* _Given exercise_: Say how many lines contain "ffffff", using only the number.

***** Data listing

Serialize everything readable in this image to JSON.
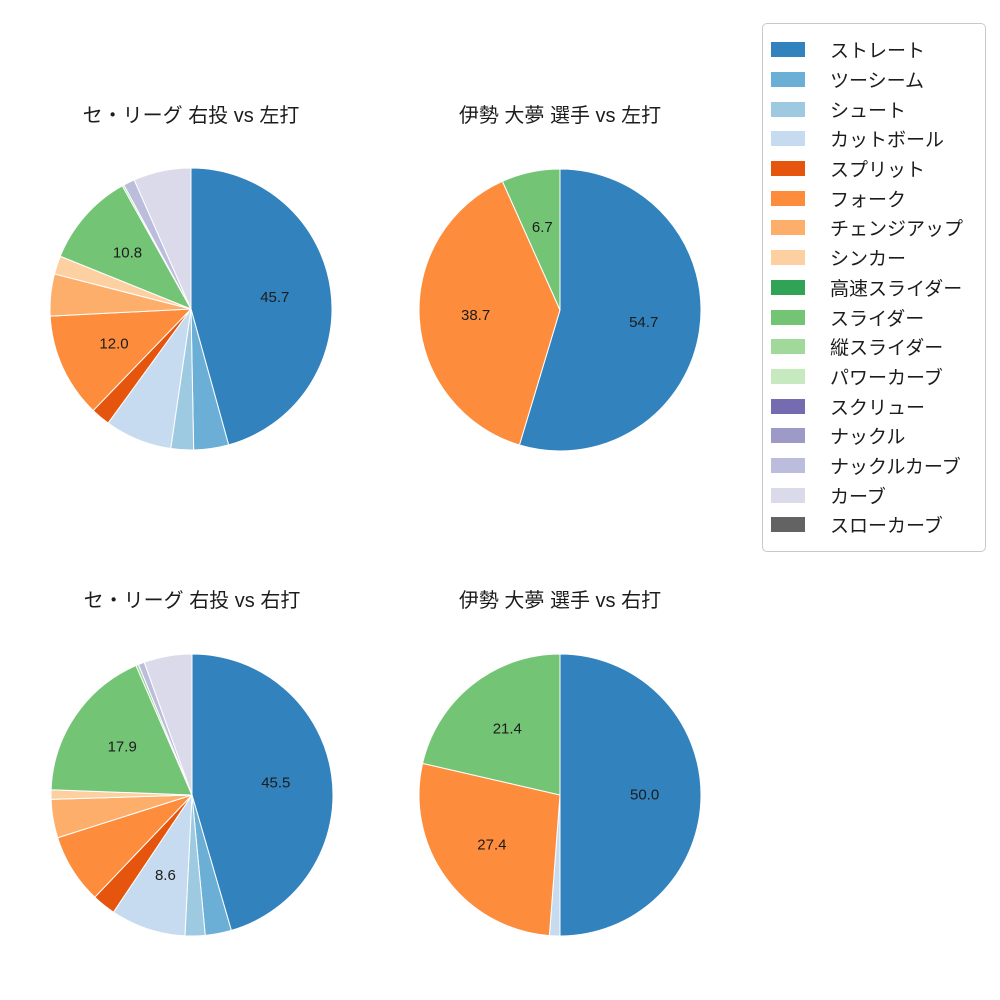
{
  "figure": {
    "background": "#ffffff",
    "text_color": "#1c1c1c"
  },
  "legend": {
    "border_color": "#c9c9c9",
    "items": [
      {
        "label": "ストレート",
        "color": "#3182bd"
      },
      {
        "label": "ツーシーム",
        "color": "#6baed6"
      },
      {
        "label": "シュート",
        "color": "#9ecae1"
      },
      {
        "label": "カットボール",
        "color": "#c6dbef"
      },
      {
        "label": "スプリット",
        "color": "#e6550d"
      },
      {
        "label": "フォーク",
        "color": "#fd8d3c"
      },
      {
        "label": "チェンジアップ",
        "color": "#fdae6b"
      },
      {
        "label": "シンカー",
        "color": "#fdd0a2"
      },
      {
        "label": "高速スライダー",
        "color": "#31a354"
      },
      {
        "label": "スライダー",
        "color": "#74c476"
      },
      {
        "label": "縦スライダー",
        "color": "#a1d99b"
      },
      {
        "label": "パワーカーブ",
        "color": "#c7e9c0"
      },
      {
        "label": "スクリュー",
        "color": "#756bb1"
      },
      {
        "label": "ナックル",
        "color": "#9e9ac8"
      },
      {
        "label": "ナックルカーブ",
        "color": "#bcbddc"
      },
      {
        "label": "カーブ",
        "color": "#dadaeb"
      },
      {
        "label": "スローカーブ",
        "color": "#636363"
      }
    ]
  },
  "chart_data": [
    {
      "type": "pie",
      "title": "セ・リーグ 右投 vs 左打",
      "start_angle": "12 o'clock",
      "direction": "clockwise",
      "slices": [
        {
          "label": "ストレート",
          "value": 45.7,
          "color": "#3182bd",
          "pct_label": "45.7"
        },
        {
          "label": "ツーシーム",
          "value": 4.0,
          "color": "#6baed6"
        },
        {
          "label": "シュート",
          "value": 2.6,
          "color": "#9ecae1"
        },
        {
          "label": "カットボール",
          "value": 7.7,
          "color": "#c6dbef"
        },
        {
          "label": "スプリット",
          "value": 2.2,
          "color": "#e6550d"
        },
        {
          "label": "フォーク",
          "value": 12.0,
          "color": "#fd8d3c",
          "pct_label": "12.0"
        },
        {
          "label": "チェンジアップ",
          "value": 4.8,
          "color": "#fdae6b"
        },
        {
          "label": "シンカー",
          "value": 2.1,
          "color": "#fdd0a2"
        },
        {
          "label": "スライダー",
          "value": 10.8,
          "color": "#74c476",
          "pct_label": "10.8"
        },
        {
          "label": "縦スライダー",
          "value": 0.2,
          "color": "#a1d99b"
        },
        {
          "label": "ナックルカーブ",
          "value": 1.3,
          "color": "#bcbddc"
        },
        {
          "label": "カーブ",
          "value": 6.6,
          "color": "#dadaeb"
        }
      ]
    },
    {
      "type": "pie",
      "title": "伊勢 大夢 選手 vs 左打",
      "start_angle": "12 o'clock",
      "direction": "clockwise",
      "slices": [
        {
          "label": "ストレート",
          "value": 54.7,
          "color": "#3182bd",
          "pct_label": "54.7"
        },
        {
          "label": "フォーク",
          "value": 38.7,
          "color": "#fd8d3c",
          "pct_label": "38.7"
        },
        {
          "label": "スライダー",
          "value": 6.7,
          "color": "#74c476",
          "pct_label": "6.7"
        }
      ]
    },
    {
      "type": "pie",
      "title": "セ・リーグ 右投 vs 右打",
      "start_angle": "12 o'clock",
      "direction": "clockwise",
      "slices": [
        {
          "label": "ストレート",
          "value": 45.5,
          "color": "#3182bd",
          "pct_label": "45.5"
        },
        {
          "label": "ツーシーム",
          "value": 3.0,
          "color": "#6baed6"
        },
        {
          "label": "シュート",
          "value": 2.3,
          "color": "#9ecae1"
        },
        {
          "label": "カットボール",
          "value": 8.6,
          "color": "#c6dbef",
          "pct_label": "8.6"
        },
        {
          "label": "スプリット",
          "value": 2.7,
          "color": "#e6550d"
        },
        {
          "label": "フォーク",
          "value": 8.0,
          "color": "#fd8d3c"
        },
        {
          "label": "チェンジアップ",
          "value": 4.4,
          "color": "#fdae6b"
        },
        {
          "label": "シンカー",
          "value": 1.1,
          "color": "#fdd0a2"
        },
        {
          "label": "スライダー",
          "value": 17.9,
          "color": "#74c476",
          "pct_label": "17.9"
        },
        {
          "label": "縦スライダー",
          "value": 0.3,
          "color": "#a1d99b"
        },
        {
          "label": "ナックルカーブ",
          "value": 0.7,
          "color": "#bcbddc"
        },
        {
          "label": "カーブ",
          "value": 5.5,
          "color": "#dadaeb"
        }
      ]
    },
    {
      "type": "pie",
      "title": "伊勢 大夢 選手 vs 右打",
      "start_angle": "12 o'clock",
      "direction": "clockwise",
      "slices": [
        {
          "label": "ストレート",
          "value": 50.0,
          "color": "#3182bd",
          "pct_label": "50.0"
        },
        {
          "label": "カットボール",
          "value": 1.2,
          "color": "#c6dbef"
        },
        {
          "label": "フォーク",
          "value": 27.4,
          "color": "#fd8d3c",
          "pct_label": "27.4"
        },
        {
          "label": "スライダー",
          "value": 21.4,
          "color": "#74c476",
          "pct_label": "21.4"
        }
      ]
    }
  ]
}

**********
***** Data listing

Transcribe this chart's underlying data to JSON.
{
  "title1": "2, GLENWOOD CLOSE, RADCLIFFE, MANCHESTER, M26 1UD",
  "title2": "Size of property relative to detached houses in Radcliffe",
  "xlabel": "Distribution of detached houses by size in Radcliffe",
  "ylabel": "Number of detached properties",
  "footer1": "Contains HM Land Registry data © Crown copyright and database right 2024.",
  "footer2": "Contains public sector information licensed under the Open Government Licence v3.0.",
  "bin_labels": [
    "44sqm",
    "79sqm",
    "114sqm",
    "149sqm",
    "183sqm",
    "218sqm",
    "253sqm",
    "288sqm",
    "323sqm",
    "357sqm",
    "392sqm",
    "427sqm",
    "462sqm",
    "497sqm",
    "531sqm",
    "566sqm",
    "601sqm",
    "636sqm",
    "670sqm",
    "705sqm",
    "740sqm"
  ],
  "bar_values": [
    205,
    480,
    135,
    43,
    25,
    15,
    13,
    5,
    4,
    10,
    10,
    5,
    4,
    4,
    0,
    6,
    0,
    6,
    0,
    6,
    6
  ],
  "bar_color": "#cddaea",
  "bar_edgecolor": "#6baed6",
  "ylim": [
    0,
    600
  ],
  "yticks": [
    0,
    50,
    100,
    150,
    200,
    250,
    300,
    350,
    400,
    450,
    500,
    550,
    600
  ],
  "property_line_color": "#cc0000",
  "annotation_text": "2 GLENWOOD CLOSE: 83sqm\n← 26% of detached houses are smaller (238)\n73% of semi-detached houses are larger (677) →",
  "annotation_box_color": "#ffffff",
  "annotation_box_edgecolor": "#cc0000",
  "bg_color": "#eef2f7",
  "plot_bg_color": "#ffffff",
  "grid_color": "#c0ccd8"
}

**********
***** Data listing

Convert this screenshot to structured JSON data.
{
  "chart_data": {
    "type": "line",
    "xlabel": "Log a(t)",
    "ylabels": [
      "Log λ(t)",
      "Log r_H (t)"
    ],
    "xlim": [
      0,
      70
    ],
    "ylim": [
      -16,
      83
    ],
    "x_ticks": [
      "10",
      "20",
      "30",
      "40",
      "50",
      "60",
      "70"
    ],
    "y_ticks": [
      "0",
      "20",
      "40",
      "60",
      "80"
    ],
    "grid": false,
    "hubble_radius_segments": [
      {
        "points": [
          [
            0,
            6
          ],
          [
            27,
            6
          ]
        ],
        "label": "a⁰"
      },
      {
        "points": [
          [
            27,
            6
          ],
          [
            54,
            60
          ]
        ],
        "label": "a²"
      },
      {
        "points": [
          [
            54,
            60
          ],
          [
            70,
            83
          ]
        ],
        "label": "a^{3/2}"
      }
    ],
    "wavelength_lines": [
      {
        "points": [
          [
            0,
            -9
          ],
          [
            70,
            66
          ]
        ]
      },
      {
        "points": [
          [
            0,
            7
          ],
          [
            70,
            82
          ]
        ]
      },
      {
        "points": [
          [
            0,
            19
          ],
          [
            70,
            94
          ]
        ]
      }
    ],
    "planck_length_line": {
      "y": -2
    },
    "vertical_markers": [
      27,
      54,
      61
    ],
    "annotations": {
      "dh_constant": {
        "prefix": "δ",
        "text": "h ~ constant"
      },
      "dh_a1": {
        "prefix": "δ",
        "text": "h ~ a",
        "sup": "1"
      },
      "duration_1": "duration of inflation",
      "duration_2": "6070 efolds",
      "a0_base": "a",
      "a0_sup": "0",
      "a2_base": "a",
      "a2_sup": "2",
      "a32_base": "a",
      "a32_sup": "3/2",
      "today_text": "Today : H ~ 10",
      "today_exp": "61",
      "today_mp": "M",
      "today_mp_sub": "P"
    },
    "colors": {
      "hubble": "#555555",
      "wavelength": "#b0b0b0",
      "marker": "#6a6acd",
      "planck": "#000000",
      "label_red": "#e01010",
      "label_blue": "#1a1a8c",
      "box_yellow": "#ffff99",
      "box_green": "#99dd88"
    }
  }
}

**********

* _Response_: 3